- Work instructions
Copy the records below exactly, leaving out any pictures.

=-=-=-=-=

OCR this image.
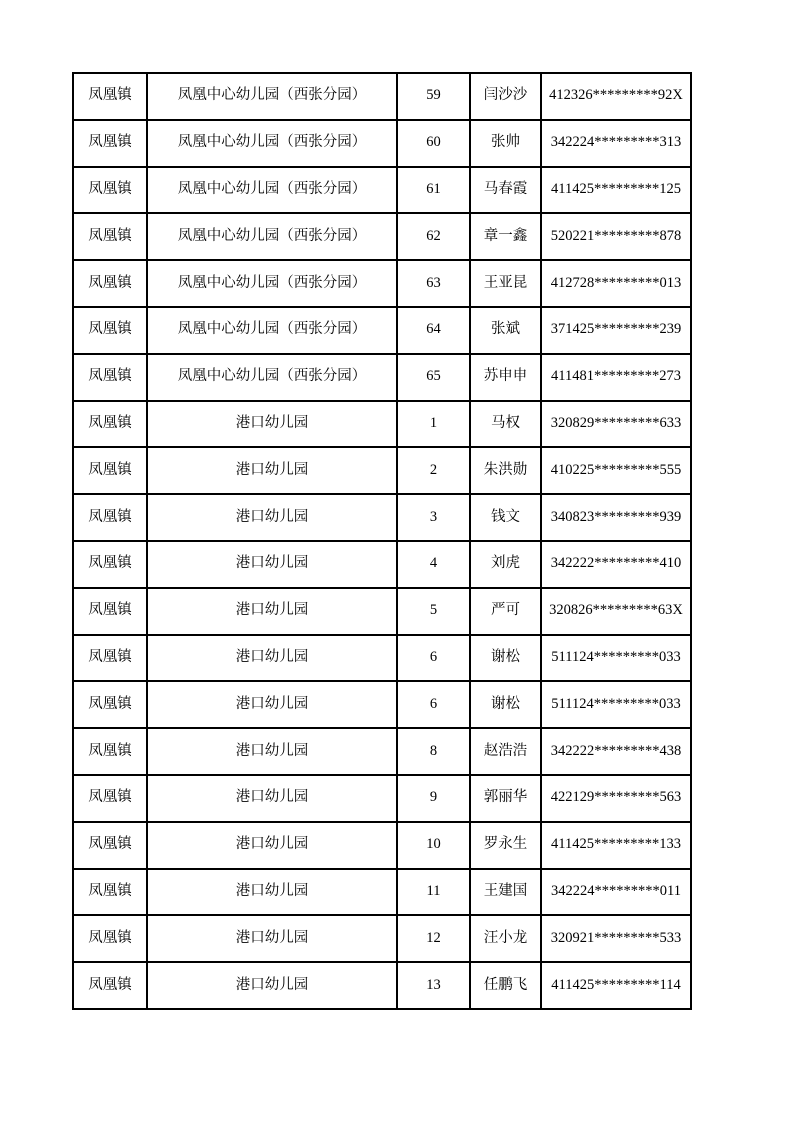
凤凰镇	凤凰中心幼儿园（西张分园）	59	闫沙沙	412326*********92X
凤凰镇	凤凰中心幼儿园（西张分园）	60	张帅	342224*********313
凤凰镇	凤凰中心幼儿园（西张分园）	61	马春霞	411425*********125
凤凰镇	凤凰中心幼儿园（西张分园）	62	章一鑫	520221*********878
凤凰镇	凤凰中心幼儿园（西张分园）	63	王亚昆	412728*********013
凤凰镇	凤凰中心幼儿园（西张分园）	64	张斌	371425*********239
凤凰镇	凤凰中心幼儿园（西张分园）	65	苏申申	411481*********273
凤凰镇	港口幼儿园	1	马权	320829*********633
凤凰镇	港口幼儿园	2	朱洪勋	410225*********555
凤凰镇	港口幼儿园	3	钱文	340823*********939
凤凰镇	港口幼儿园	4	刘虎	342222*********410
凤凰镇	港口幼儿园	5	严可	320826*********63X
凤凰镇	港口幼儿园	6	谢松	511124*********033
凤凰镇	港口幼儿园	6	谢松	511124*********033
凤凰镇	港口幼儿园	8	赵浩浩	342222*********438
凤凰镇	港口幼儿园	9	郭丽华	422129*********563
凤凰镇	港口幼儿园	10	罗永生	411425*********133
凤凰镇	港口幼儿园	11	王建国	342224*********011
凤凰镇	港口幼儿园	12	汪小龙	320921*********533
凤凰镇	港口幼儿园	13	任鹏飞	411425*********114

=-=-=-=-=

- Task response
OCR this image.
凤凰镇	凤凰中心幼儿园（西张分园）	59	闫沙沙	412326*********92X
凤凰镇	凤凰中心幼儿园（西张分园）	60	张帅	342224*********313
凤凰镇	凤凰中心幼儿园（西张分园）	61	马春霞	411425*********125
凤凰镇	凤凰中心幼儿园（西张分园）	62	章一鑫	520221*********878
凤凰镇	凤凰中心幼儿园（西张分园）	63	王亚昆	412728*********013
凤凰镇	凤凰中心幼儿园（西张分园）	64	张斌	371425*********239
凤凰镇	凤凰中心幼儿园（西张分园）	65	苏申申	411481*********273
凤凰镇	港口幼儿园	1	马权	320829*********633
凤凰镇	港口幼儿园	2	朱洪勋	410225*********555
凤凰镇	港口幼儿园	3	钱文	340823*********939
凤凰镇	港口幼儿园	4	刘虎	342222*********410
凤凰镇	港口幼儿园	5	严可	320826*********63X
凤凰镇	港口幼儿园	6	谢松	511124*********033
凤凰镇	港口幼儿园	6	谢松	511124*********033
凤凰镇	港口幼儿园	8	赵浩浩	342222*********438
凤凰镇	港口幼儿园	9	郭丽华	422129*********563
凤凰镇	港口幼儿园	10	罗永生	411425*********133
凤凰镇	港口幼儿园	11	王建国	342224*********011
凤凰镇	港口幼儿园	12	汪小龙	320921*********533
凤凰镇	港口幼儿园	13	任鹏飞	411425*********114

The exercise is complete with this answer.